*WRITTEN PROBLEM:*
Copy each line below in which the string "image" occurs.

*Excerpt from a dataset:*
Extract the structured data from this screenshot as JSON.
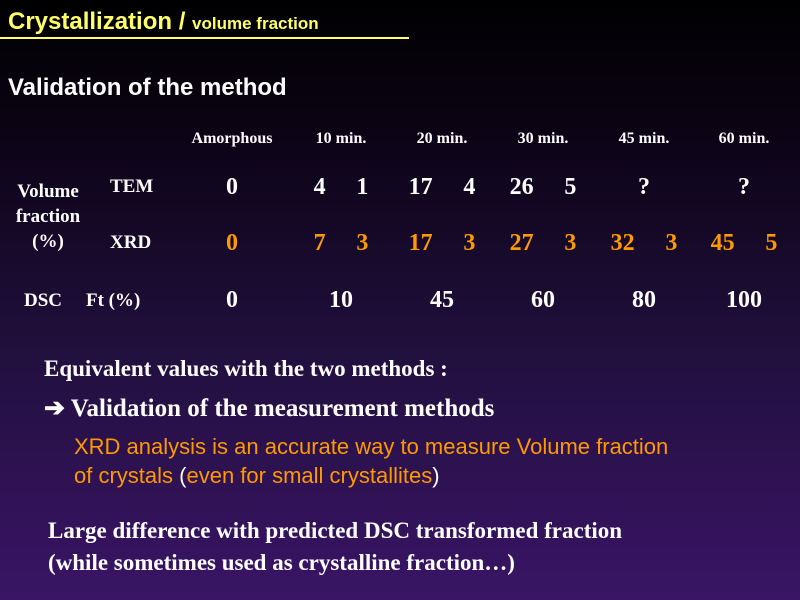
{
  "title": {
    "main": "Crystallization / ",
    "sub": "volume fraction"
  },
  "subtitle": "Validation of the method",
  "table": {
    "headers": [
      "Amorphous",
      "10 min.",
      "20 min.",
      "30 min.",
      "45 min.",
      "60 min."
    ],
    "row_group_label_1": "Volume",
    "row_group_label_2": "fraction",
    "row_group_label_3": "(%)",
    "tem": {
      "label": "TEM",
      "values": [
        "0",
        "4  1",
        "17  4",
        "26  5",
        "?",
        "?"
      ]
    },
    "xrd": {
      "label": "XRD",
      "values": [
        "0",
        "7  3",
        "17  3",
        "27  3",
        "32  3",
        "45  5"
      ]
    },
    "dsc": {
      "label": "DSC",
      "sublabel": "Ft (%)",
      "values": [
        "0",
        "10",
        "45",
        "60",
        "80",
        "100"
      ]
    }
  },
  "equivalent_text": "Equivalent values with the two methods :",
  "arrow_symbol": "➔",
  "validation_text": "Validation of the measurement methods",
  "xrd_analysis_line1": "XRD analysis is an accurate way to measure Volume fraction",
  "xrd_analysis_line2_a": "of crystals ",
  "xrd_analysis_line2_b": "(",
  "xrd_analysis_line2_c": "even for small crystallites",
  "xrd_analysis_line2_d": ")",
  "large_diff_line1": "Large difference with predicted DSC transformed fraction",
  "large_diff_line2": "(while sometimes used as crystalline fraction…)",
  "colors": {
    "title": "#ffff66",
    "highlight": "#ff9900",
    "text": "#ffffff"
  }
}
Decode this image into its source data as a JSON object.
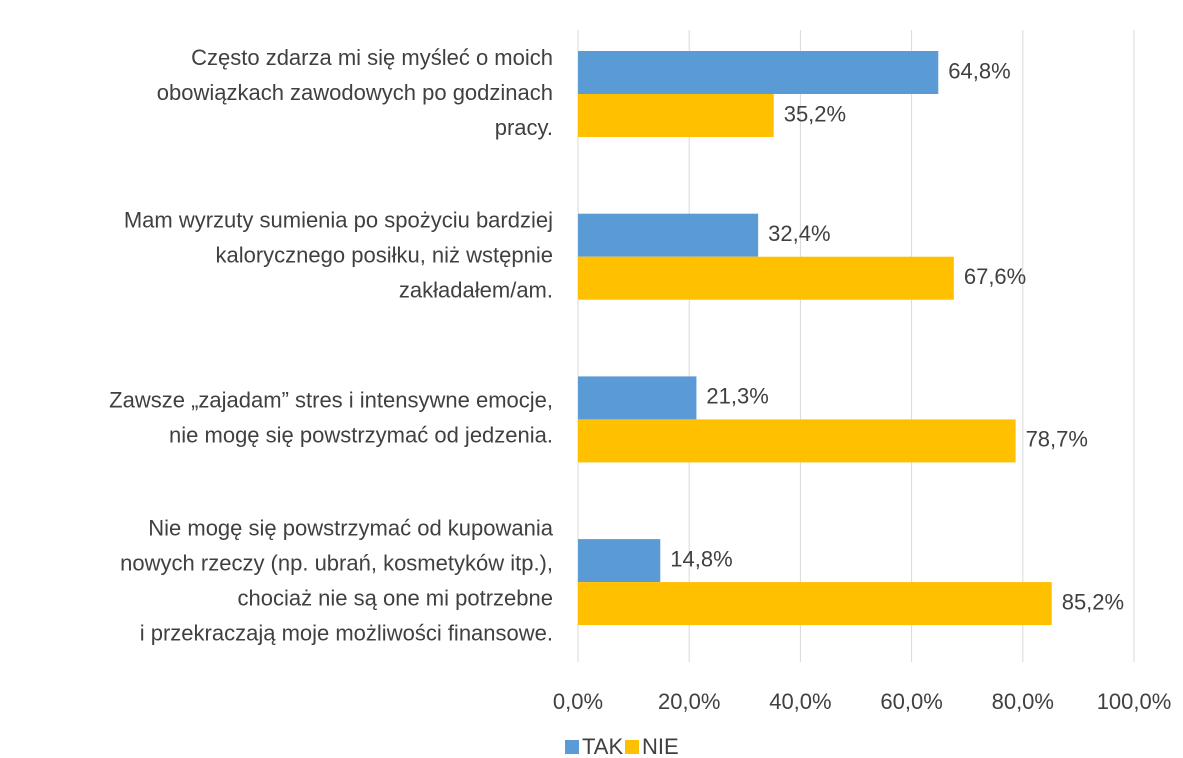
{
  "chart_data": {
    "type": "bar",
    "orientation": "horizontal",
    "categories": [
      [
        "Często zdarza mi się myśleć o moich",
        "obowiązkach zawodowych po godzinach",
        "pracy."
      ],
      [
        "Mam wyrzuty sumienia po spożyciu bardziej",
        "kalorycznego posiłku, niż wstępnie",
        "zakładałem/am."
      ],
      [
        "Zawsze „zajadam” stres i intensywne emocje,",
        "nie mogę się powstrzymać od jedzenia."
      ],
      [
        "Nie mogę się powstrzymać od kupowania",
        "nowych rzeczy (np. ubrań, kosmetyków itp.),",
        "chociaż nie są one mi potrzebne",
        "i przekraczają moje możliwości finansowe."
      ]
    ],
    "series": [
      {
        "name": "TAK",
        "color": "#5b9bd5",
        "values": [
          64.8,
          32.4,
          21.3,
          14.8
        ],
        "value_labels": [
          "64,8%",
          "32,4%",
          "21,3%",
          "14,8%"
        ]
      },
      {
        "name": "NIE",
        "color": "#ffc000",
        "values": [
          35.2,
          67.6,
          78.7,
          85.2
        ],
        "value_labels": [
          "35,2%",
          "67,6%",
          "78,7%",
          "85,2%"
        ]
      }
    ],
    "xlim": [
      0,
      100
    ],
    "xticks": [
      {
        "value": 0,
        "label": "0,0%"
      },
      {
        "value": 20,
        "label": "20,0%"
      },
      {
        "value": 40,
        "label": "40,0%"
      },
      {
        "value": 60,
        "label": "60,0%"
      },
      {
        "value": 80,
        "label": "80,0%"
      },
      {
        "value": 100,
        "label": "100,0%"
      }
    ],
    "grid": true,
    "legend": "bottom"
  }
}
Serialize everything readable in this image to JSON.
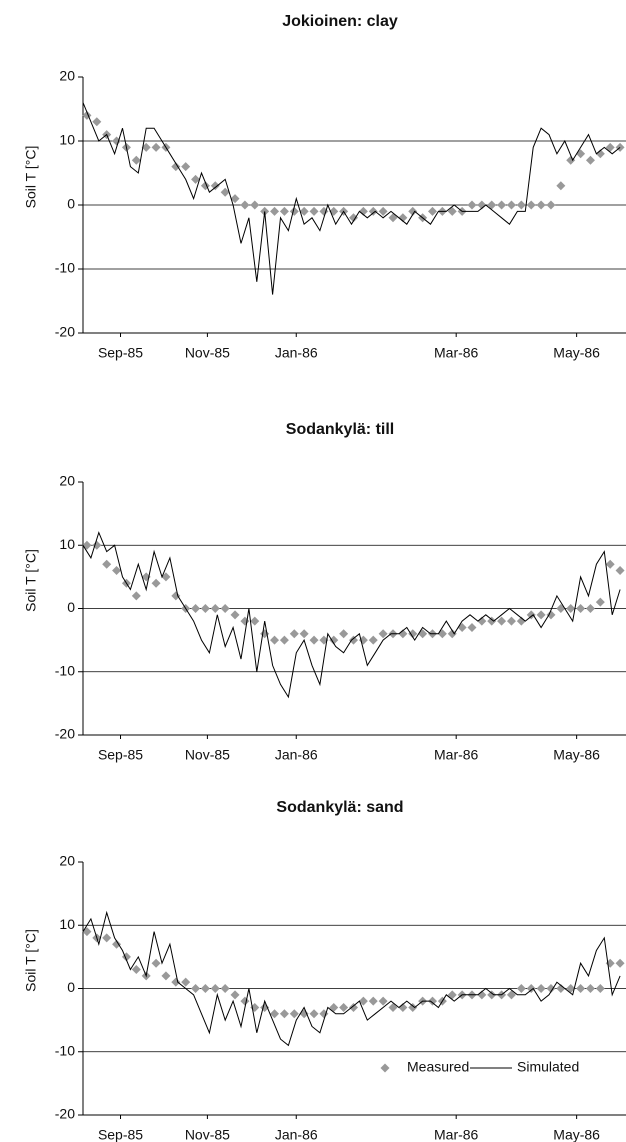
{
  "chart_data": [
    {
      "type": "line",
      "title": "Jokioinen: clay",
      "y_label": "Soil T [°C]",
      "xlim": [
        0,
        275
      ],
      "ylim": [
        -20,
        20
      ],
      "yticks": [
        -20,
        -10,
        0,
        10,
        20
      ],
      "xticks": [
        {
          "value": 19,
          "label": "Sep-85"
        },
        {
          "value": 63,
          "label": "Nov-85"
        },
        {
          "value": 108,
          "label": "Jan-86"
        },
        {
          "value": 189,
          "label": "Mar-86"
        },
        {
          "value": 250,
          "label": "May-86"
        }
      ],
      "grid": true,
      "series": [
        {
          "color": "#999999",
          "marker": "diamond",
          "x": [
            2,
            7,
            12,
            17,
            22,
            27,
            32,
            37,
            42,
            47,
            52,
            57,
            62,
            67,
            72,
            77,
            82,
            87,
            92,
            97,
            102,
            107,
            112,
            117,
            122,
            127,
            132,
            137,
            142,
            147,
            152,
            157,
            162,
            167,
            172,
            177,
            182,
            187,
            192,
            197,
            202,
            207,
            212,
            217,
            222,
            227,
            232,
            237,
            242,
            247,
            252,
            257,
            262,
            267,
            272
          ],
          "values": [
            14,
            13,
            11,
            10,
            9,
            7,
            9,
            9,
            9,
            6,
            6,
            4,
            3,
            3,
            2,
            1,
            0,
            0,
            -1,
            -1,
            -1,
            -1,
            -1,
            -1,
            -1,
            -1,
            -1,
            -2,
            -1,
            -1,
            -1,
            -2,
            -2,
            -1,
            -2,
            -1,
            -1,
            -1,
            -1,
            0,
            0,
            0,
            0,
            0,
            0,
            0,
            0,
            0,
            3,
            7,
            8,
            7,
            8,
            9,
            9
          ]
        },
        {
          "color": "#000000",
          "marker": "line",
          "x": [
            0,
            4,
            8,
            12,
            16,
            20,
            24,
            28,
            32,
            36,
            40,
            44,
            48,
            52,
            56,
            60,
            64,
            68,
            72,
            76,
            80,
            84,
            88,
            92,
            96,
            100,
            104,
            108,
            112,
            116,
            120,
            124,
            128,
            132,
            136,
            140,
            144,
            148,
            152,
            156,
            160,
            164,
            168,
            172,
            176,
            180,
            184,
            188,
            192,
            196,
            200,
            204,
            208,
            212,
            216,
            220,
            224,
            228,
            232,
            236,
            240,
            244,
            248,
            252,
            256,
            260,
            264,
            268,
            272
          ],
          "values": [
            16,
            13,
            10,
            11,
            8,
            12,
            6,
            5,
            12,
            12,
            10,
            8,
            6,
            4,
            1,
            5,
            2,
            3,
            4,
            0,
            -6,
            -2,
            -12,
            -1,
            -14,
            -2,
            -4,
            1,
            -3,
            -2,
            -4,
            0,
            -3,
            -1,
            -3,
            -1,
            -2,
            -1,
            -2,
            -1,
            -2,
            -3,
            -1,
            -2,
            -3,
            -1,
            -1,
            0,
            -1,
            -1,
            -1,
            0,
            -1,
            -2,
            -3,
            -1,
            -1,
            9,
            12,
            11,
            8,
            10,
            7,
            9,
            11,
            8,
            9,
            8,
            9
          ]
        }
      ]
    },
    {
      "type": "line",
      "title": "Sodankylä: till",
      "y_label": "Soil T [°C]",
      "xlim": [
        0,
        275
      ],
      "ylim": [
        -20,
        20
      ],
      "yticks": [
        -20,
        -10,
        0,
        10,
        20
      ],
      "xticks": [
        {
          "value": 19,
          "label": "Sep-85"
        },
        {
          "value": 63,
          "label": "Nov-85"
        },
        {
          "value": 108,
          "label": "Jan-86"
        },
        {
          "value": 189,
          "label": "Mar-86"
        },
        {
          "value": 250,
          "label": "May-86"
        }
      ],
      "grid": true,
      "series": [
        {
          "color": "#999999",
          "marker": "diamond",
          "x": [
            2,
            7,
            12,
            17,
            22,
            27,
            32,
            37,
            42,
            47,
            52,
            57,
            62,
            67,
            72,
            77,
            82,
            87,
            92,
            97,
            102,
            107,
            112,
            117,
            122,
            127,
            132,
            137,
            142,
            147,
            152,
            157,
            162,
            167,
            172,
            177,
            182,
            187,
            192,
            197,
            202,
            207,
            212,
            217,
            222,
            227,
            232,
            237,
            242,
            247,
            252,
            257,
            262,
            267,
            272
          ],
          "values": [
            10,
            10,
            7,
            6,
            4,
            2,
            5,
            4,
            5,
            2,
            0,
            0,
            0,
            0,
            0,
            -1,
            -2,
            -2,
            -4,
            -5,
            -5,
            -4,
            -4,
            -5,
            -5,
            -5,
            -4,
            -5,
            -5,
            -5,
            -4,
            -4,
            -4,
            -4,
            -4,
            -4,
            -4,
            -4,
            -3,
            -3,
            -2,
            -2,
            -2,
            -2,
            -2,
            -1,
            -1,
            -1,
            0,
            0,
            0,
            0,
            1,
            7,
            6
          ]
        },
        {
          "color": "#000000",
          "marker": "line",
          "x": [
            0,
            4,
            8,
            12,
            16,
            20,
            24,
            28,
            32,
            36,
            40,
            44,
            48,
            52,
            56,
            60,
            64,
            68,
            72,
            76,
            80,
            84,
            88,
            92,
            96,
            100,
            104,
            108,
            112,
            116,
            120,
            124,
            128,
            132,
            136,
            140,
            144,
            148,
            152,
            156,
            160,
            164,
            168,
            172,
            176,
            180,
            184,
            188,
            192,
            196,
            200,
            204,
            208,
            212,
            216,
            220,
            224,
            228,
            232,
            236,
            240,
            244,
            248,
            252,
            256,
            260,
            264,
            268,
            272
          ],
          "values": [
            10,
            8,
            12,
            9,
            10,
            5,
            3,
            7,
            3,
            9,
            5,
            8,
            2,
            0,
            -2,
            -5,
            -7,
            -1,
            -6,
            -3,
            -8,
            0,
            -10,
            -2,
            -9,
            -12,
            -14,
            -7,
            -5,
            -9,
            -12,
            -4,
            -6,
            -7,
            -5,
            -4,
            -9,
            -7,
            -5,
            -4,
            -4,
            -3,
            -5,
            -3,
            -4,
            -4,
            -2,
            -4,
            -2,
            -1,
            -2,
            -1,
            -2,
            -1,
            0,
            -1,
            -2,
            -1,
            -3,
            -1,
            2,
            0,
            -2,
            5,
            2,
            7,
            9,
            -1,
            3
          ]
        }
      ]
    },
    {
      "type": "line",
      "title": "Sodankylä: sand",
      "y_label": "Soil T [°C]",
      "xlim": [
        0,
        275
      ],
      "ylim": [
        -20,
        20
      ],
      "yticks": [
        -20,
        -10,
        0,
        10,
        20
      ],
      "xticks": [
        {
          "value": 19,
          "label": "Sep-85"
        },
        {
          "value": 63,
          "label": "Nov-85"
        },
        {
          "value": 108,
          "label": "Jan-86"
        },
        {
          "value": 189,
          "label": "Mar-86"
        },
        {
          "value": 250,
          "label": "May-86"
        }
      ],
      "grid": true,
      "legend": "lower right",
      "series": [
        {
          "name": "Measured",
          "color": "#999999",
          "marker": "diamond",
          "x": [
            2,
            7,
            12,
            17,
            22,
            27,
            32,
            37,
            42,
            47,
            52,
            57,
            62,
            67,
            72,
            77,
            82,
            87,
            92,
            97,
            102,
            107,
            112,
            117,
            122,
            127,
            132,
            137,
            142,
            147,
            152,
            157,
            162,
            167,
            172,
            177,
            182,
            187,
            192,
            197,
            202,
            207,
            212,
            217,
            222,
            227,
            232,
            237,
            242,
            247,
            252,
            257,
            262,
            267,
            272
          ],
          "values": [
            9,
            8,
            8,
            7,
            5,
            3,
            2,
            4,
            2,
            1,
            1,
            0,
            0,
            0,
            0,
            -1,
            -2,
            -3,
            -3,
            -4,
            -4,
            -4,
            -4,
            -4,
            -4,
            -3,
            -3,
            -3,
            -2,
            -2,
            -2,
            -3,
            -3,
            -3,
            -2,
            -2,
            -2,
            -1,
            -1,
            -1,
            -1,
            -1,
            -1,
            -1,
            0,
            0,
            0,
            0,
            0,
            0,
            0,
            0,
            0,
            4,
            4
          ]
        },
        {
          "name": "Simulated",
          "color": "#000000",
          "marker": "line",
          "x": [
            0,
            4,
            8,
            12,
            16,
            20,
            24,
            28,
            32,
            36,
            40,
            44,
            48,
            52,
            56,
            60,
            64,
            68,
            72,
            76,
            80,
            84,
            88,
            92,
            96,
            100,
            104,
            108,
            112,
            116,
            120,
            124,
            128,
            132,
            136,
            140,
            144,
            148,
            152,
            156,
            160,
            164,
            168,
            172,
            176,
            180,
            184,
            188,
            192,
            196,
            200,
            204,
            208,
            212,
            216,
            220,
            224,
            228,
            232,
            236,
            240,
            244,
            248,
            252,
            256,
            260,
            264,
            268,
            272
          ],
          "values": [
            9,
            11,
            7,
            12,
            8,
            6,
            3,
            5,
            2,
            9,
            4,
            7,
            1,
            0,
            -1,
            -4,
            -7,
            -1,
            -5,
            -2,
            -6,
            0,
            -7,
            -2,
            -5,
            -8,
            -9,
            -5,
            -3,
            -6,
            -7,
            -3,
            -4,
            -4,
            -3,
            -2,
            -5,
            -4,
            -3,
            -2,
            -3,
            -2,
            -3,
            -2,
            -2,
            -3,
            -1,
            -2,
            -1,
            -1,
            -1,
            0,
            -1,
            -1,
            0,
            -1,
            -1,
            0,
            -2,
            -1,
            1,
            0,
            -1,
            4,
            2,
            6,
            8,
            -1,
            2
          ]
        }
      ]
    }
  ]
}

*RESULT OF THIS EXERCISE:*
Decode this image into its source data as a JSON object.
Serialize everything readable in this image to JSON.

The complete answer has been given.